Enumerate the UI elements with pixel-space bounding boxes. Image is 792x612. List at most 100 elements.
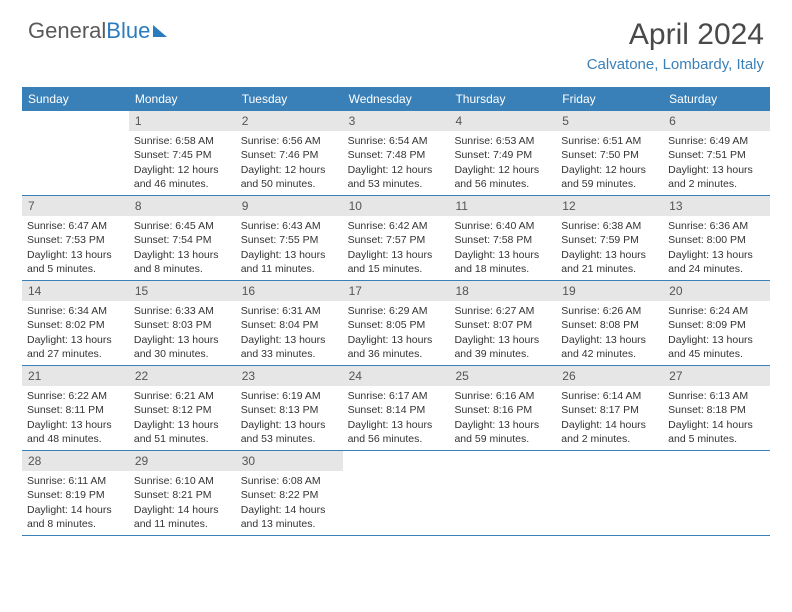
day-cell: 12Sunrise: 6:38 AMSunset: 7:59 PMDayligh… — [556, 196, 663, 280]
day-number: 15 — [129, 281, 236, 301]
sunrise-line: Sunrise: 6:10 AM — [129, 474, 236, 488]
sunset-line: Sunset: 8:18 PM — [663, 403, 770, 417]
daylight-line: Daylight: 13 hours and 11 minutes. — [236, 248, 343, 276]
day-number: 20 — [663, 281, 770, 301]
sunrise-line: Sunrise: 6:21 AM — [129, 389, 236, 403]
daylight-line: Daylight: 13 hours and 59 minutes. — [449, 418, 556, 446]
daylight-line: Daylight: 12 hours and 56 minutes. — [449, 163, 556, 191]
day-number: 3 — [343, 111, 450, 131]
week-row: 28Sunrise: 6:11 AMSunset: 8:19 PMDayligh… — [22, 451, 770, 536]
sunrise-line: Sunrise: 6:42 AM — [343, 219, 450, 233]
sunset-line: Sunset: 8:21 PM — [129, 488, 236, 502]
day-cell: 30Sunrise: 6:08 AMSunset: 8:22 PMDayligh… — [236, 451, 343, 535]
day-number: 22 — [129, 366, 236, 386]
day-header: Friday — [556, 87, 663, 111]
week-row: 14Sunrise: 6:34 AMSunset: 8:02 PMDayligh… — [22, 281, 770, 366]
logo-triangle-icon — [153, 25, 167, 37]
day-number: 10 — [343, 196, 450, 216]
sunrise-line: Sunrise: 6:53 AM — [449, 134, 556, 148]
sunrise-line: Sunrise: 6:40 AM — [449, 219, 556, 233]
day-number: 28 — [22, 451, 129, 471]
daylight-line: Daylight: 14 hours and 2 minutes. — [556, 418, 663, 446]
sunset-line: Sunset: 7:45 PM — [129, 148, 236, 162]
day-cell: 4Sunrise: 6:53 AMSunset: 7:49 PMDaylight… — [449, 111, 556, 195]
day-cell: 22Sunrise: 6:21 AMSunset: 8:12 PMDayligh… — [129, 366, 236, 450]
day-number: 11 — [449, 196, 556, 216]
sunset-line: Sunset: 7:55 PM — [236, 233, 343, 247]
sunrise-line: Sunrise: 6:19 AM — [236, 389, 343, 403]
sunrise-line: Sunrise: 6:49 AM — [663, 134, 770, 148]
day-cell: 14Sunrise: 6:34 AMSunset: 8:02 PMDayligh… — [22, 281, 129, 365]
title-block: April 2024 Calvatone, Lombardy, Italy — [587, 18, 764, 73]
day-cell: 13Sunrise: 6:36 AMSunset: 8:00 PMDayligh… — [663, 196, 770, 280]
daylight-line: Daylight: 12 hours and 53 minutes. — [343, 163, 450, 191]
sunrise-line: Sunrise: 6:27 AM — [449, 304, 556, 318]
sunset-line: Sunset: 8:11 PM — [22, 403, 129, 417]
sunset-line: Sunset: 8:22 PM — [236, 488, 343, 502]
sunset-line: Sunset: 8:08 PM — [556, 318, 663, 332]
sunset-line: Sunset: 7:58 PM — [449, 233, 556, 247]
day-number: 29 — [129, 451, 236, 471]
day-cell: 24Sunrise: 6:17 AMSunset: 8:14 PMDayligh… — [343, 366, 450, 450]
day-cell: 23Sunrise: 6:19 AMSunset: 8:13 PMDayligh… — [236, 366, 343, 450]
daylight-line: Daylight: 13 hours and 24 minutes. — [663, 248, 770, 276]
sunset-line: Sunset: 8:07 PM — [449, 318, 556, 332]
sunrise-line: Sunrise: 6:24 AM — [663, 304, 770, 318]
sunrise-line: Sunrise: 6:26 AM — [556, 304, 663, 318]
day-number: 1 — [129, 111, 236, 131]
daylight-line: Daylight: 13 hours and 56 minutes. — [343, 418, 450, 446]
daylight-line: Daylight: 13 hours and 15 minutes. — [343, 248, 450, 276]
week-row: 1Sunrise: 6:58 AMSunset: 7:45 PMDaylight… — [22, 111, 770, 196]
sunset-line: Sunset: 7:46 PM — [236, 148, 343, 162]
weeks: 1Sunrise: 6:58 AMSunset: 7:45 PMDaylight… — [22, 111, 770, 536]
day-cell: 26Sunrise: 6:14 AMSunset: 8:17 PMDayligh… — [556, 366, 663, 450]
day-number: 2 — [236, 111, 343, 131]
day-number: 24 — [343, 366, 450, 386]
page-title: April 2024 — [587, 18, 764, 52]
day-number: 25 — [449, 366, 556, 386]
sunrise-line: Sunrise: 6:17 AM — [343, 389, 450, 403]
daylight-line: Daylight: 14 hours and 5 minutes. — [663, 418, 770, 446]
sunrise-line: Sunrise: 6:16 AM — [449, 389, 556, 403]
day-number: 30 — [236, 451, 343, 471]
day-header: Wednesday — [343, 87, 450, 111]
day-number: 7 — [22, 196, 129, 216]
daylight-line: Daylight: 12 hours and 59 minutes. — [556, 163, 663, 191]
sunset-line: Sunset: 8:02 PM — [22, 318, 129, 332]
day-number: 17 — [343, 281, 450, 301]
sunrise-line: Sunrise: 6:22 AM — [22, 389, 129, 403]
day-cell: 5Sunrise: 6:51 AMSunset: 7:50 PMDaylight… — [556, 111, 663, 195]
day-cell: 6Sunrise: 6:49 AMSunset: 7:51 PMDaylight… — [663, 111, 770, 195]
sunrise-line: Sunrise: 6:36 AM — [663, 219, 770, 233]
daylight-line: Daylight: 14 hours and 8 minutes. — [22, 503, 129, 531]
daylight-line: Daylight: 13 hours and 39 minutes. — [449, 333, 556, 361]
day-number: 12 — [556, 196, 663, 216]
sunset-line: Sunset: 8:00 PM — [663, 233, 770, 247]
day-header: Tuesday — [236, 87, 343, 111]
header: GeneralBlue April 2024 Calvatone, Lombar… — [0, 0, 792, 79]
sunset-line: Sunset: 8:13 PM — [236, 403, 343, 417]
day-header: Monday — [129, 87, 236, 111]
day-cell: 2Sunrise: 6:56 AMSunset: 7:46 PMDaylight… — [236, 111, 343, 195]
day-cell: 15Sunrise: 6:33 AMSunset: 8:03 PMDayligh… — [129, 281, 236, 365]
daylight-line: Daylight: 13 hours and 27 minutes. — [22, 333, 129, 361]
sunset-line: Sunset: 7:51 PM — [663, 148, 770, 162]
day-cell: 29Sunrise: 6:10 AMSunset: 8:21 PMDayligh… — [129, 451, 236, 535]
day-cell: 19Sunrise: 6:26 AMSunset: 8:08 PMDayligh… — [556, 281, 663, 365]
sunrise-line: Sunrise: 6:45 AM — [129, 219, 236, 233]
sunset-line: Sunset: 8:09 PM — [663, 318, 770, 332]
daylight-line: Daylight: 13 hours and 36 minutes. — [343, 333, 450, 361]
empty-cell — [449, 451, 556, 535]
sunset-line: Sunset: 8:16 PM — [449, 403, 556, 417]
day-cell: 21Sunrise: 6:22 AMSunset: 8:11 PMDayligh… — [22, 366, 129, 450]
sunset-line: Sunset: 7:54 PM — [129, 233, 236, 247]
daylight-line: Daylight: 14 hours and 13 minutes. — [236, 503, 343, 531]
day-headers: SundayMondayTuesdayWednesdayThursdayFrid… — [22, 87, 770, 111]
empty-cell — [556, 451, 663, 535]
day-number: 26 — [556, 366, 663, 386]
logo-text-blue: Blue — [106, 18, 150, 44]
day-cell: 27Sunrise: 6:13 AMSunset: 8:18 PMDayligh… — [663, 366, 770, 450]
sunrise-line: Sunrise: 6:11 AM — [22, 474, 129, 488]
day-cell: 10Sunrise: 6:42 AMSunset: 7:57 PMDayligh… — [343, 196, 450, 280]
sunset-line: Sunset: 7:49 PM — [449, 148, 556, 162]
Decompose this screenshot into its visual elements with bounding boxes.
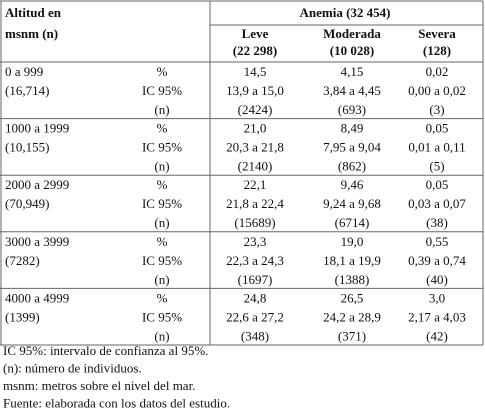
cell: (2424) <box>238 102 273 117</box>
footnote: msnm: metros sobre el nivel del mar. <box>3 378 195 393</box>
stat-label: (n) <box>154 159 169 174</box>
cell: (5) <box>429 159 444 174</box>
cell: (1388) <box>335 272 370 287</box>
altitude-n: (7282) <box>5 253 40 268</box>
stat-label: (n) <box>154 215 169 230</box>
column-n: (128) <box>423 43 451 58</box>
cell: 0,05 <box>426 177 449 192</box>
cell: 22,1 <box>244 177 267 192</box>
cell: 14,5 <box>244 64 267 79</box>
cell: 24,8 <box>244 290 267 305</box>
cell: 3,84 a 4,45 <box>323 83 381 98</box>
cell: 18,1 a 19,9 <box>323 253 381 268</box>
cell: 19,0 <box>341 234 364 249</box>
altitude-range: 2000 a 2999 <box>5 177 69 192</box>
stat-label: (n) <box>154 272 169 287</box>
stat-label: % <box>157 64 168 79</box>
altitude-n: (1399) <box>5 309 40 324</box>
cell: 9,46 <box>341 177 364 192</box>
cell: (15689) <box>234 215 275 230</box>
stat-label: IC 95% <box>142 83 182 98</box>
stat-label: % <box>157 121 168 136</box>
cell: 4,15 <box>341 64 364 79</box>
header-text: Altitud en <box>5 5 62 20</box>
altitude-range: 4000 a 4999 <box>5 290 69 305</box>
cell: 7,95 a 9,04 <box>323 140 381 155</box>
stat-label: % <box>157 290 168 305</box>
cell: (6714) <box>335 215 370 230</box>
stat-label: IC 95% <box>142 253 182 268</box>
column-name: Severa <box>418 26 456 41</box>
cell: 23,3 <box>244 234 267 249</box>
cell: 20,3 a 21,8 <box>226 140 284 155</box>
stat-label: (n) <box>154 328 169 343</box>
cell: (38) <box>426 215 448 230</box>
cell: 9,24 a 9,68 <box>323 196 381 211</box>
column-n: (22 298) <box>233 43 277 58</box>
header-text: Anemia (32 454) <box>300 5 391 20</box>
cell: 3,0 <box>429 290 445 305</box>
cell: 0,55 <box>426 234 449 249</box>
altitude-range: 3000 a 3999 <box>5 234 69 249</box>
cell: (42) <box>426 328 448 343</box>
cell: 0,02 <box>426 64 449 79</box>
cell: (2140) <box>238 159 273 174</box>
altitude-range: 0 a 999 <box>5 64 43 79</box>
column-n: (10 028) <box>330 43 374 58</box>
altitude-n: (70,949) <box>5 196 49 211</box>
cell: 0,39 a 0,74 <box>408 253 466 268</box>
cell: 2,17 a 4,03 <box>408 309 466 324</box>
column-name: Moderada <box>323 26 381 41</box>
cell: 13,9 a 15,0 <box>226 83 284 98</box>
cell: (371) <box>338 328 366 343</box>
stat-label: IC 95% <box>142 140 182 155</box>
altitude-range: 1000 a 1999 <box>5 121 69 136</box>
cell: 21,0 <box>244 121 267 136</box>
footnote: (n): número de individuos. <box>3 360 142 375</box>
stat-label: (n) <box>154 102 169 117</box>
cell: 22,3 a 24,3 <box>226 253 284 268</box>
cell: (693) <box>338 102 366 117</box>
cell: 0,01 a 0,11 <box>408 140 465 155</box>
cell: 26,5 <box>341 290 364 305</box>
cell: (348) <box>241 328 269 343</box>
cell: 8,49 <box>341 121 364 136</box>
footnote: IC 95%: intervalo de confianza al 95%. <box>3 343 208 358</box>
header-text: msnm (n) <box>5 26 58 41</box>
cell: (40) <box>426 272 448 287</box>
footnote: Fuente: elaborada con los datos del estu… <box>3 395 230 409</box>
cell: (3) <box>429 102 444 117</box>
cell: 24,2 a 28,9 <box>323 309 381 324</box>
cell: 0,05 <box>426 121 449 136</box>
cell: (1697) <box>238 272 273 287</box>
cell: 22,6 a 27,2 <box>226 309 284 324</box>
stat-label: % <box>157 234 168 249</box>
stat-label: % <box>157 177 168 192</box>
stat-label: IC 95% <box>142 309 182 324</box>
column-name: Leve <box>242 26 269 41</box>
altitude-n: (16,714) <box>5 83 49 98</box>
cell: 0,00 a 0,02 <box>408 83 466 98</box>
cell: (862) <box>338 159 366 174</box>
cell: 21,8 a 22,4 <box>226 196 284 211</box>
cell: 0,03 a 0,07 <box>408 196 466 211</box>
stat-label: IC 95% <box>142 196 182 211</box>
altitude-n: (10,155) <box>5 140 49 155</box>
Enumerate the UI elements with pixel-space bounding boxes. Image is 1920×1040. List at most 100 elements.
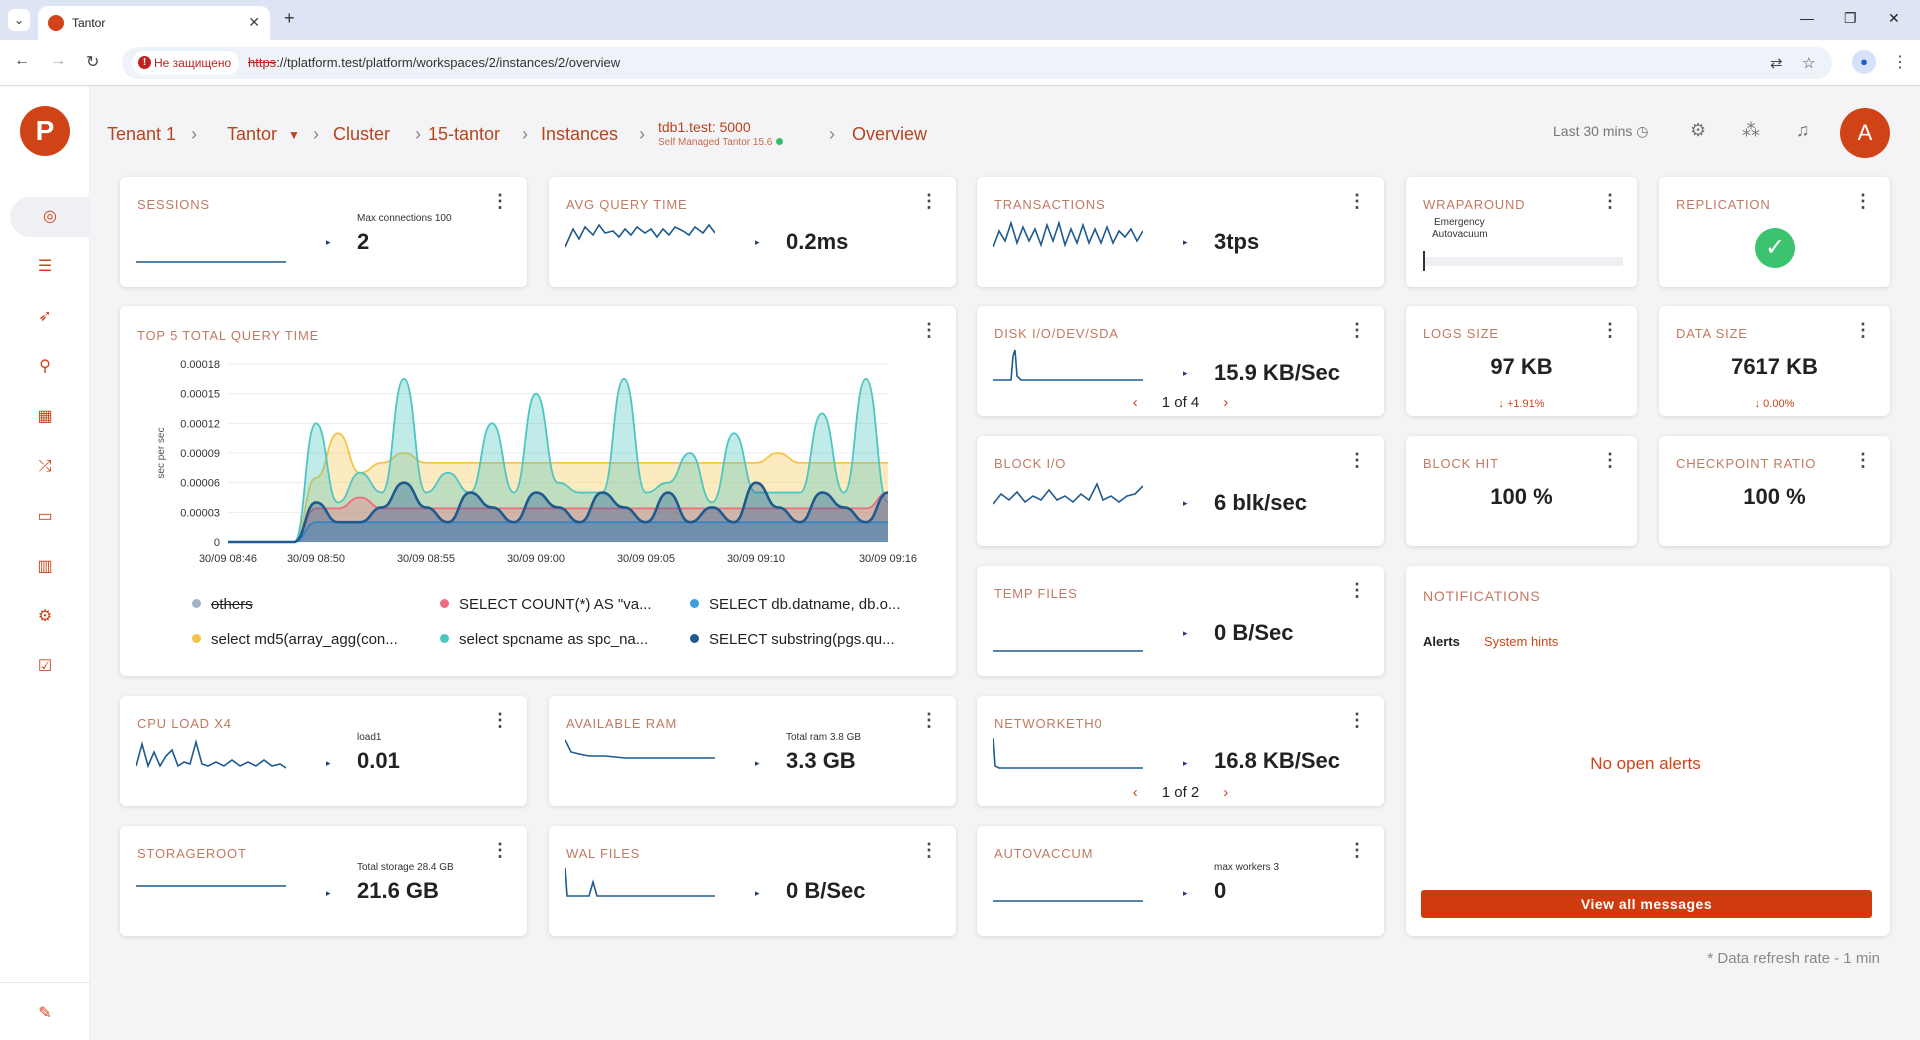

■ STATED TASK:
Rewrite the part of the entries above that opens with the line containing "cell: (2424) <box>238 102 273 117</box>" and closes with the line containing "header-text: Anemia (32", changing "altitude-range" to "altitude-band" and leaving everything else as it is.

■ SOLVED EXERCISE:
cell: (2424) <box>238 102 273 117</box>
footnote: msnm: metros sobre el nivel del mar. <box>3 378 195 393</box>
stat-label: (n) <box>154 159 169 174</box>
cell: (5) <box>429 159 444 174</box>
cell: (1388) <box>335 272 370 287</box>
altitude-n: (7282) <box>5 253 40 268</box>
stat-label: (n) <box>154 215 169 230</box>
column-n: (128) <box>423 43 451 58</box>
cell: 0,05 <box>426 177 449 192</box>
cell: 22,1 <box>244 177 267 192</box>
cell: 14,5 <box>244 64 267 79</box>
cell: 24,8 <box>244 290 267 305</box>
cell: 3,84 a 4,45 <box>323 83 381 98</box>
cell: 18,1 a 19,9 <box>323 253 381 268</box>
cell: 19,0 <box>341 234 364 249</box>
altitude-band: 2000 a 2999 <box>5 177 69 192</box>
stat-label: (n) <box>154 272 169 287</box>
stat-label: % <box>157 64 168 79</box>
altitude-n: (1399) <box>5 309 40 324</box>
cell: 9,46 <box>341 177 364 192</box>
cell: (15689) <box>234 215 275 230</box>
stat-label: IC 95% <box>142 83 182 98</box>
stat-label: % <box>157 121 168 136</box>
cell: 4,15 <box>341 64 364 79</box>
header-text: Altitud en <box>5 5 62 20</box>
altitude-band: 4000 a 4999 <box>5 290 69 305</box>
cell: 7,95 a 9,04 <box>323 140 381 155</box>
stat-label: % <box>157 290 168 305</box>
cell: (6714) <box>335 215 370 230</box>
stat-label: IC 95% <box>142 253 182 268</box>
column-name: Severa <box>418 26 456 41</box>
cell: 23,3 <box>244 234 267 249</box>
cell: 20,3 a 21,8 <box>226 140 284 155</box>
stat-label: (n) <box>154 328 169 343</box>
cell: (38) <box>426 215 448 230</box>
cell: 9,24 a 9,68 <box>323 196 381 211</box>
column-n: (22 298) <box>233 43 277 58</box>
header-text: Anemia (32 454) <box>300 5 391 20</box>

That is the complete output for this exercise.